◆ Problem to solve
Could you transcribe the material below exactly, without leaving out a single line?

◆ Exercise input
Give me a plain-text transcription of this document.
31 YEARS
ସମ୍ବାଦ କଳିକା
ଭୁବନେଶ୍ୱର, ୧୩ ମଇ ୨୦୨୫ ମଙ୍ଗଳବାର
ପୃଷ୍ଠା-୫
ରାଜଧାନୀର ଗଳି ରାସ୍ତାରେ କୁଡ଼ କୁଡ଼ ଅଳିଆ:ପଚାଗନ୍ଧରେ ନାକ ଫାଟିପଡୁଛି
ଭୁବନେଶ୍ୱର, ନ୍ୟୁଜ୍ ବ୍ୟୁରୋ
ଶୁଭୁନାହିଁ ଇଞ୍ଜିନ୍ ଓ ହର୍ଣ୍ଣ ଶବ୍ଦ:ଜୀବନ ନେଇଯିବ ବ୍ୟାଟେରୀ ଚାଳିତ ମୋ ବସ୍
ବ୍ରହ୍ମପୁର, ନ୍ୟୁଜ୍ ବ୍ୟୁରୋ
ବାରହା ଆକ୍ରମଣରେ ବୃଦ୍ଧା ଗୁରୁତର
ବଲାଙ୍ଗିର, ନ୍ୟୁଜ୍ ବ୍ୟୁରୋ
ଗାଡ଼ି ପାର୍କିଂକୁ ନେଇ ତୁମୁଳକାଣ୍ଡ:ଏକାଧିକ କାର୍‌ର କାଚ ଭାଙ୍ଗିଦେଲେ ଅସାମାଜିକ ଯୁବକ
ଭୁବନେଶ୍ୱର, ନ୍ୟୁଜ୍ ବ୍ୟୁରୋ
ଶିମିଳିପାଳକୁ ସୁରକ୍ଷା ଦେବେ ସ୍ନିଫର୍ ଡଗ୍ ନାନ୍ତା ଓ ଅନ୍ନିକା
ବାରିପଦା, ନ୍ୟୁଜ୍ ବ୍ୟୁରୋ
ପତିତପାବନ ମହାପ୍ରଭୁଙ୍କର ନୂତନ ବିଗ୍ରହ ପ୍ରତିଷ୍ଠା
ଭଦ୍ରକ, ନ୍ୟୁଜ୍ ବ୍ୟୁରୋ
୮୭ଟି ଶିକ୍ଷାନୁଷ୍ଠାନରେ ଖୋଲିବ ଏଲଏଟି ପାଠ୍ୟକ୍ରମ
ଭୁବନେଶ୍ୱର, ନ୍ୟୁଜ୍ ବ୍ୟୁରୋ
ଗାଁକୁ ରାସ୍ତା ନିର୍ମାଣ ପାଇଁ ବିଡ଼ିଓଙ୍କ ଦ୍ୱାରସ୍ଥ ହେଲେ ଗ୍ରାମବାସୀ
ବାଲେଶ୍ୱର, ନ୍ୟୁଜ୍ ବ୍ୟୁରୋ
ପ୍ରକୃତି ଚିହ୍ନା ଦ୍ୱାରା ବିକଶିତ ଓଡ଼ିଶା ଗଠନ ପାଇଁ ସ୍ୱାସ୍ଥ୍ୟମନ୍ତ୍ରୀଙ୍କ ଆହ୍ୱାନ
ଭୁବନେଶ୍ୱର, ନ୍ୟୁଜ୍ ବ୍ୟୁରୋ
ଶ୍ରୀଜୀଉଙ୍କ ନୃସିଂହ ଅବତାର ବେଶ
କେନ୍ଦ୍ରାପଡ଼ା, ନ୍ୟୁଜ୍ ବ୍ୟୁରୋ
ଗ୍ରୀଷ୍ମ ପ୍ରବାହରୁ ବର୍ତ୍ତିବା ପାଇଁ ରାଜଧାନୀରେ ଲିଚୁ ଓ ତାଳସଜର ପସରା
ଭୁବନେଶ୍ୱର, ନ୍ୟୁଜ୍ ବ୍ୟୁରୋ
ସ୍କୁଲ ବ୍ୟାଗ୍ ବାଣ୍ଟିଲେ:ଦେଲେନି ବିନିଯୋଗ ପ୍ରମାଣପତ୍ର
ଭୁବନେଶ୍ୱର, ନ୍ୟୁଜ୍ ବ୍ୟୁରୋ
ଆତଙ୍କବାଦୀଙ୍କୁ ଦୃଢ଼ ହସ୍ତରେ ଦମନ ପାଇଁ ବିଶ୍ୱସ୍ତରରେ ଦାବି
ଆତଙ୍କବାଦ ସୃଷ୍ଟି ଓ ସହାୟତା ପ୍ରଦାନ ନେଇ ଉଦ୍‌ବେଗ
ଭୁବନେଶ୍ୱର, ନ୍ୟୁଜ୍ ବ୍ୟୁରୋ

◆ Written response
Give me a plain-text transcription of this document.
31 YEARS
ସମ୍ବାଦ କଳିକା
ଭୁବନେଶ୍ୱର, ୧୩ ମଇ ୨୦୨୫ ମଙ୍ଗଳବାର
ପୃଷ୍ଠା-୫
ରାଜଧାନୀର ଗଳି ରାସ୍ତାରେ କୁଡ଼ କୁଡ଼ ଅଳିଆ:ପଚାଗନ୍ଧରେ ନାକ ଫାଟିପଡୁଛି
ଭୁବନେଶ୍ୱର, ନ୍ୟୁଜ୍ ବ୍ୟୁରୋ
ଶୁଭୁନାହିଁ ଇଞ୍ଜିନ୍ ଓ ହର୍ଣ୍ଣ ଶବ୍ଦ:ଜୀବନ ନେଇଯିବ ବ୍ୟାଟେରୀ ଚାଳିତ ମୋ ବସ୍
ବ୍ରହ୍ମପୁର, ନ୍ୟୁଜ୍ ବ୍ୟୁରୋ
ବାରହା ଆକ୍ରମଣରେ ବୃଦ୍ଧା ଗୁରୁତର
ବଲାଙ୍ଗିର, ନ୍ୟୁଜ୍ ବ୍ୟୁରୋ
ଗାଡ଼ି ପାର୍କିଂକୁ ନେଇ ତୁମୁଳକାଣ୍ଡ:ଏକାଧିକ କାର୍‌ର କାଚ ଭାଙ୍ଗିଦେଲେ ଅସାମାଜିକ ଯୁବକ
ଭୁବନେଶ୍ୱର, ନ୍ୟୁଜ୍ ବ୍ୟୁରୋ
ଶିମିଳିପାଳକୁ ସୁରକ୍ଷା ଦେବେ ସ୍ନିଫର୍ ଡଗ୍ ନାନ୍ତା ଓ ଅନ୍ନିକା
ବାରିପଦା, ନ୍ୟୁଜ୍ ବ୍ୟୁରୋ
ପତିତପାବନ ମହାପ୍ରଭୁଙ୍କର ନୂତନ ବିଗ୍ରହ ପ୍ରତିଷ୍ଠା
ଭଦ୍ରକ, ନ୍ୟୁଜ୍ ବ୍ୟୁରୋ
୮୭ଟି ଶିକ୍ଷାନୁଷ୍ଠାନରେ ଖୋଲିବ ଏଲଏଟି ପାଠ୍ୟକ୍ରମ
ଭୁବନେଶ୍ୱର, ନ୍ୟୁଜ୍ ବ୍ୟୁରୋ
ଗାଁକୁ ରାସ୍ତା ନିର୍ମାଣ ପାଇଁ ବିଡ଼ିଓଙ୍କ ଦ୍ୱାରସ୍ଥ ହେଲେ ଗ୍ରାମବାସୀ
ବାଲେଶ୍ୱର, ନ୍ୟୁଜ୍ ବ୍ୟୁରୋ
ପ୍ରକୃତି ଚିହ୍ନା ଦ୍ୱାରା ବିକଶିତ ଓଡ଼ିଶା ଗଠନ ପାଇଁ ସ୍ୱାସ୍ଥ୍ୟମନ୍ତ୍ରୀଙ୍କ ଆହ୍ୱାନ
ଭୁବନେଶ୍ୱର, ନ୍ୟୁଜ୍ ବ୍ୟୁରୋ
ଶ୍ରୀଜୀଉଙ୍କ ନୃସିଂହ ଅବତାର ବେଶ
କେନ୍ଦ୍ରାପଡ଼ା, ନ୍ୟୁଜ୍ ବ୍ୟୁରୋ
ଗ୍ରୀଷ୍ମ ପ୍ରବାହରୁ ବର୍ତ୍ତିବା ପାଇଁ ରାଜଧାନୀରେ ଲିଚୁ ଓ ତାଳସଜର ପସରା
ଭୁବନେଶ୍ୱର, ନ୍ୟୁଜ୍ ବ୍ୟୁରୋ
ସ୍କୁଲ ବ୍ୟାଗ୍ ବାଣ୍ଟିଲେ:ଦେଲେନି ବିନିଯୋଗ ପ୍ରମାଣପତ୍ର
ଭୁବନେଶ୍ୱର, ନ୍ୟୁଜ୍ ବ୍ୟୁରୋ
ଆତଙ୍କବାଦୀଙ୍କୁ ଦୃଢ଼ ହସ୍ତରେ ଦମନ ପାଇଁ ବିଶ୍ୱସ୍ତରରେ ଦାବି
ଆତଙ୍କବାଦ ସୃଷ୍ଟି ଓ ସହାୟତା ପ୍ରଦାନ ନେଇ ଉଦ୍‌ବେଗ
ଭୁବନେଶ୍ୱର, ନ୍ୟୁଜ୍ ବ୍ୟୁରୋ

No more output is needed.